SET EXERCISE: The listing below must be repeated word for word, with its images excluded.
====== RECORDS FOR THE EXERCISE
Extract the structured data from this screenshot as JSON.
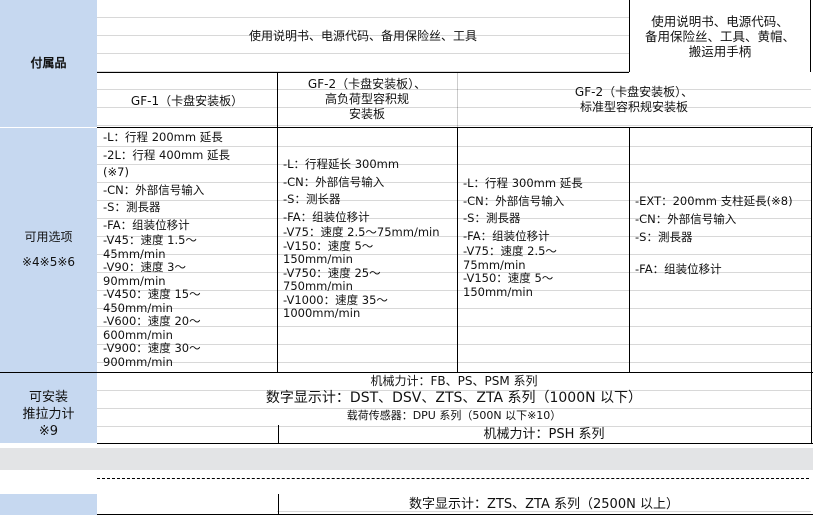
{
  "accessories": {
    "label": "付属品",
    "common": "使用说明书、电源代码、备用保险丝、工具",
    "col4": [
      "使用说明书、电源代码、",
      "备用保险丝、工具、黄帽、",
      "搬运用手柄"
    ]
  },
  "models": {
    "col1": "GF-1（卡盘安装板）",
    "col2": [
      "GF-2（卡盘安装板）、",
      "高负荷型容积规",
      "安装板"
    ],
    "col3": [
      "GF-2（卡盘安装板）、",
      "标准型容积规安装板"
    ]
  },
  "options": {
    "label": [
      "可用选项",
      "※4※5※6"
    ],
    "col1": [
      "-L：行程 200mm 延長",
      "-2L：行程 400mm 延長",
      "(※7)",
      "-CN：外部信号输入",
      "-S：測長器",
      "-FA：组装位移计",
      "-V45：速度 1.5～",
      "45mm/min",
      "-V90：速度 3～",
      "90mm/min",
      "-V450：速度 15～",
      "450mm/min",
      "-V600：速度 20～",
      "600mm/min",
      "-V900：速度 30～",
      "900mm/min"
    ],
    "col2": [
      "-L：行程延长 300mm",
      "-CN：外部信号输入",
      "-S：测长器",
      "-FA：组装位移计",
      "-V75：速度 2.5～75mm/min",
      "-V150：速度 5～",
      "150mm/min",
      "-V750：速度 25～",
      "750mm/min",
      "-V1000：速度 35～",
      "1000mm/min"
    ],
    "col3": [
      "-L：行程 300mm 延長",
      "-CN：外部信号输入",
      "-S：測長器",
      "-FA：组装位移计",
      "-V75：速度 2.5～",
      "75mm/min",
      "-V150：速度 5～",
      "150mm/min"
    ],
    "col4": [
      "-EXT：200mm 支柱延長(※8)",
      "-CN：外部信号输入",
      "-S：測長器",
      "",
      "-FA：组装位移计"
    ]
  },
  "gauges": {
    "label": [
      "可安装",
      "推拉力计",
      "※9"
    ],
    "rows": [
      "机械力计：FB、PS、PSM 系列",
      "数字显示计：DST、DSV、ZTS、ZTA 系列（1000N 以下）",
      "载荷传感器：DPU 系列（500N 以下※10）",
      "机械力计：PSH 系列"
    ],
    "bottom": "数字显示计：ZTS、ZTA 系列（2500N 以上）"
  },
  "colors": {
    "header_fill": "#c6d8f0",
    "band": "#e3e4e6"
  }
}
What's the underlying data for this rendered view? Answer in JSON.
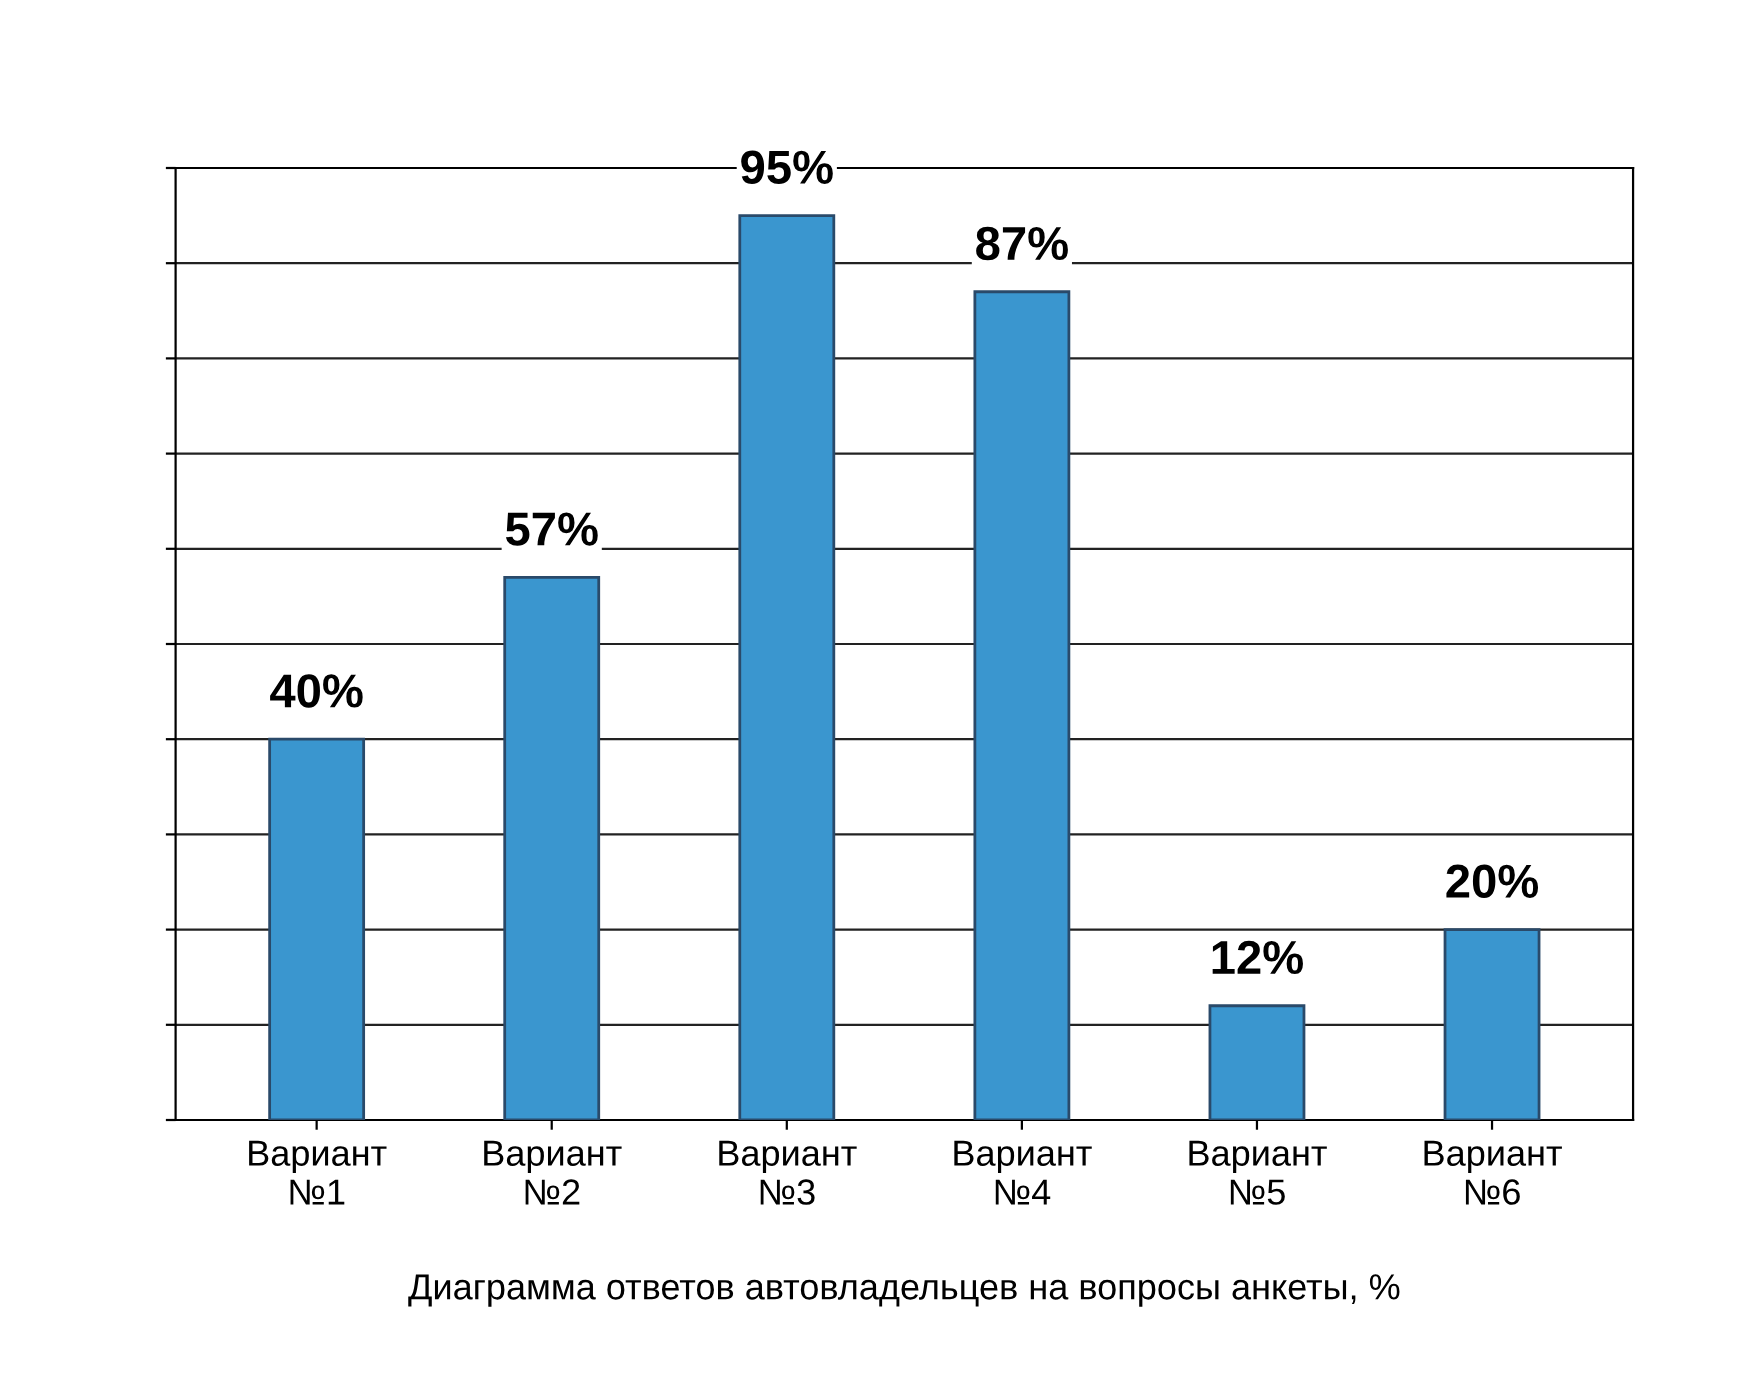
{
  "chart_data": {
    "type": "bar",
    "categories": [
      "Вариант\n№1",
      "Вариант\n№2",
      "Вариант\n№3",
      "Вариант\n№4",
      "Вариант\n№5",
      "Вариант\n№6"
    ],
    "values": [
      40,
      57,
      95,
      87,
      12,
      20
    ],
    "value_labels": [
      "40%",
      "57%",
      "95%",
      "87%",
      "12%",
      "20%"
    ],
    "color": "#3a96cf",
    "xlabel": "Диаграмма ответов автовладельцев на вопросы анкеты, %",
    "ylim": [
      0,
      100
    ],
    "yticks": [
      {
        "value": 0,
        "label": null
      },
      {
        "value": 10,
        "label": null
      },
      {
        "value": 20,
        "label": null
      },
      {
        "value": 30,
        "label": null
      },
      {
        "value": 40,
        "label": null
      },
      {
        "value": 50,
        "label": null
      },
      {
        "value": 60,
        "label": null
      },
      {
        "value": 70,
        "label": null
      },
      {
        "value": 80,
        "label": null
      },
      {
        "value": 90,
        "label": null
      },
      {
        "value": 100,
        "label": null
      }
    ],
    "grid": "y",
    "tick_labels": "x"
  }
}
============
IN RESPONSE:
Extract the structured data from this screenshot as JSON.
{
  "accessories": {
    "label": "付属品",
    "common": "使用说明书、电源代码、备用保险丝、工具",
    "col4": [
      "使用说明书、电源代码、",
      "备用保险丝、工具、黄帽、",
      "搬运用手柄"
    ]
  },
  "models": {
    "col1": "GF-1（卡盘安装板）",
    "col2": [
      "GF-2（卡盘安装板）、",
      "高负荷型容积规",
      "安装板"
    ],
    "col3": [
      "GF-2（卡盘安装板）、",
      "标准型容积规安装板"
    ]
  },
  "options": {
    "label": [
      "可用选项",
      "※4※5※6"
    ],
    "col1": [
      "-L：行程 200mm 延長",
      "-2L：行程 400mm 延長",
      "(※7)",
      "-CN：外部信号输入",
      "-S：測長器",
      "-FA：组装位移计",
      "-V45：速度 1.5～",
      "45mm/min",
      "-V90：速度 3～",
      "90mm/min",
      "-V450：速度 15～",
      "450mm/min",
      "-V600：速度 20～",
      "600mm/min",
      "-V900：速度 30～",
      "900mm/min"
    ],
    "col2": [
      "-L：行程延长 300mm",
      "-CN：外部信号输入",
      "-S：测长器",
      "-FA：组装位移计",
      "-V75：速度 2.5～75mm/min",
      "-V150：速度 5～",
      "150mm/min",
      "-V750：速度 25～",
      "750mm/min",
      "-V1000：速度 35～",
      "1000mm/min"
    ],
    "col3": [
      "-L：行程 300mm 延長",
      "-CN：外部信号输入",
      "-S：測長器",
      "-FA：组装位移计",
      "-V75：速度 2.5～",
      "75mm/min",
      "-V150：速度 5～",
      "150mm/min"
    ],
    "col4": [
      "-EXT：200mm 支柱延長(※8)",
      "-CN：外部信号输入",
      "-S：測長器",
      "",
      "-FA：组装位移计"
    ]
  },
  "gauges": {
    "label": [
      "可安装",
      "推拉力计",
      "※9"
    ],
    "rows": [
      "机械力计：FB、PS、PSM 系列",
      "数字显示计：DST、DSV、ZTS、ZTA 系列（1000N 以下）",
      "载荷传感器：DPU 系列（500N 以下※10）",
      "机械力计：PSH 系列"
    ],
    "bottom": "数字显示计：ZTS、ZTA 系列（2500N 以上）"
  },
  "colors": {
    "header_fill": "#c6d8f0",
    "band": "#e3e4e6"
  }
}
What's the underlying data for this rendered view? Answer in JSON.
{
  "chart_data": {
    "type": "bar",
    "categories": [
      "Вариант\n№1",
      "Вариант\n№2",
      "Вариант\n№3",
      "Вариант\n№4",
      "Вариант\n№5",
      "Вариант\n№6"
    ],
    "values": [
      40,
      57,
      95,
      87,
      12,
      20
    ],
    "value_labels": [
      "40%",
      "57%",
      "95%",
      "87%",
      "12%",
      "20%"
    ],
    "color": "#3a96cf",
    "xlabel": "Диаграмма ответов автовладельцев на вопросы анкеты, %",
    "ylim": [
      0,
      100
    ],
    "yticks": [
      {
        "value": 0,
        "label": null
      },
      {
        "value": 10,
        "label": null
      },
      {
        "value": 20,
        "label": null
      },
      {
        "value": 30,
        "label": null
      },
      {
        "value": 40,
        "label": null
      },
      {
        "value": 50,
        "label": null
      },
      {
        "value": 60,
        "label": null
      },
      {
        "value": 70,
        "label": null
      },
      {
        "value": 80,
        "label": null
      },
      {
        "value": 90,
        "label": null
      },
      {
        "value": 100,
        "label": null
      }
    ],
    "grid": "y",
    "tick_labels": "x"
  }
}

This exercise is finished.